• TEXT SECTION:
# Limits of Detection

Finding the limit of detection for the heroin purity biosensor.
The heroin purity biosensor depends on a linear relationship between the colorimetric output of the dye produced from a coupled reaction involving the original concentration of heroin1.
The maximum limit of detection for this biosensor is limited by the maximum solubility of heroin in water which is 0.2mgml -1 . It is also limited by the maximum amount of liquid that can be retained on the bioactive zones on the biosensor.

The bioactive zones are based on the area of a paper chad from Whatman 54 and an iso-standard hole punch, which is 113mm22. This area can retain approximately 10μl.

These two limits can be used to mathematically determine the maximum limits of detection; one bioactive zone can only hold 2μg of heroin in its 10μl. The next step is to determine the concentration of dye produced when all this heroin reacts, which requires the stoichiometry of reaction to be known. When two moles of heroin react, this leads to the formation of two moles of NADPH, which react with one mole of PMS to make one mole of a blue-purple formazan dye 2 .

• DATA TO EXAMINE:
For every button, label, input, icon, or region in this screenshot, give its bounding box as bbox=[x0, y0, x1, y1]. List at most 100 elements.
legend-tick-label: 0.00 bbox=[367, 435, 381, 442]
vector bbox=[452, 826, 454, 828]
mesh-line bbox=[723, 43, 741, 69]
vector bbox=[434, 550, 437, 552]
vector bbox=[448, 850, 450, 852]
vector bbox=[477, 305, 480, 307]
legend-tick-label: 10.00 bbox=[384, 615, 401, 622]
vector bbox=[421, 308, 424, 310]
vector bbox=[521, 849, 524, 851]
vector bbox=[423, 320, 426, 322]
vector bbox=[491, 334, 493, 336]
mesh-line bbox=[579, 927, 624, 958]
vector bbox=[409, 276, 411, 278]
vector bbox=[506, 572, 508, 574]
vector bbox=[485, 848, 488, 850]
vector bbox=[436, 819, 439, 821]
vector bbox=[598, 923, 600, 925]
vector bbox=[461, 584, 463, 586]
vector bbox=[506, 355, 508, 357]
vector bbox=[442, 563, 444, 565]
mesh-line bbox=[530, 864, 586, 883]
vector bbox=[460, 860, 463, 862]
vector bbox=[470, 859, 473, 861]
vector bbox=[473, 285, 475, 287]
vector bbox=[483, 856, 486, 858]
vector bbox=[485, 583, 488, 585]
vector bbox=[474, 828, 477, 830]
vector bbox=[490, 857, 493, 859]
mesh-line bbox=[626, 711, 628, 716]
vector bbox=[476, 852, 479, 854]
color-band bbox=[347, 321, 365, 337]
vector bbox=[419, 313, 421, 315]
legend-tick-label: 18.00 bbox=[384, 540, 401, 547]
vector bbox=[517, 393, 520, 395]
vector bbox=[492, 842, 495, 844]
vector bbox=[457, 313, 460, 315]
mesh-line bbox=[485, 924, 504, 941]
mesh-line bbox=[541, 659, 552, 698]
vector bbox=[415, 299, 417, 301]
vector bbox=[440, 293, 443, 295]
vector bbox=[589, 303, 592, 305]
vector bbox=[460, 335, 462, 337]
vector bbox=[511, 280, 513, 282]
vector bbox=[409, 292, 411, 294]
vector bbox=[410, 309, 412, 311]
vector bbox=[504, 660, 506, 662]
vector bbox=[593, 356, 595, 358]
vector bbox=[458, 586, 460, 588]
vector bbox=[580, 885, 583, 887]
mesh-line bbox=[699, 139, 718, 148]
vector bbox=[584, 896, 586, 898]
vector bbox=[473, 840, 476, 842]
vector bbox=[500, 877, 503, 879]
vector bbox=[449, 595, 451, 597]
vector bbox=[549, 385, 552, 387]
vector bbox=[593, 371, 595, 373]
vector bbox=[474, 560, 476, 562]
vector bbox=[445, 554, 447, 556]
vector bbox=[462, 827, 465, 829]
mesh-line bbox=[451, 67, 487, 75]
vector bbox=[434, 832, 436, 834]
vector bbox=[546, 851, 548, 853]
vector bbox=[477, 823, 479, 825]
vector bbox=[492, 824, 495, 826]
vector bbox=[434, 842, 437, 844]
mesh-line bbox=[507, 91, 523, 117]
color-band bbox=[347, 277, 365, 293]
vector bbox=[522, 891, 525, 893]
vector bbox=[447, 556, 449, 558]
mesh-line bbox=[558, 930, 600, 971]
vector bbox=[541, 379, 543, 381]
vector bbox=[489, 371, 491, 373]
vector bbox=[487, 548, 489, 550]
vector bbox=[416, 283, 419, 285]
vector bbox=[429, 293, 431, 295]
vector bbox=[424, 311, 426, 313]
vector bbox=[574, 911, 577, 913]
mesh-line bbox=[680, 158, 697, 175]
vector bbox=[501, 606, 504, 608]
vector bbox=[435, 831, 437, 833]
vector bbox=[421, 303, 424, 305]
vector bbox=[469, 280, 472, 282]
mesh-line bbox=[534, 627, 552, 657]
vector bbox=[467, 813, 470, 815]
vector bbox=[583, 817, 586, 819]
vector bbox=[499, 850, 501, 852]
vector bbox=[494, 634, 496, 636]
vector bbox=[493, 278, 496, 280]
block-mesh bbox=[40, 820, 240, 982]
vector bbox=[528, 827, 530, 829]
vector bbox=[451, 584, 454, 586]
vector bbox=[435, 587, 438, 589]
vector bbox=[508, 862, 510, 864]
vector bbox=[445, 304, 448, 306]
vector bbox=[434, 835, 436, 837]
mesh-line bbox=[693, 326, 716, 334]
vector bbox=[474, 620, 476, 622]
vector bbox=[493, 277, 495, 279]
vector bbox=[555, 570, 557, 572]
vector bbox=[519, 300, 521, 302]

• EXERCISE: In the text on limits of detection, apart from how much liquid the bioactive zones can retain, what limits the biosensor's maximum limit of detection?

• FINISHED EXERCISE: The maximum solubility of heroin in water limits it.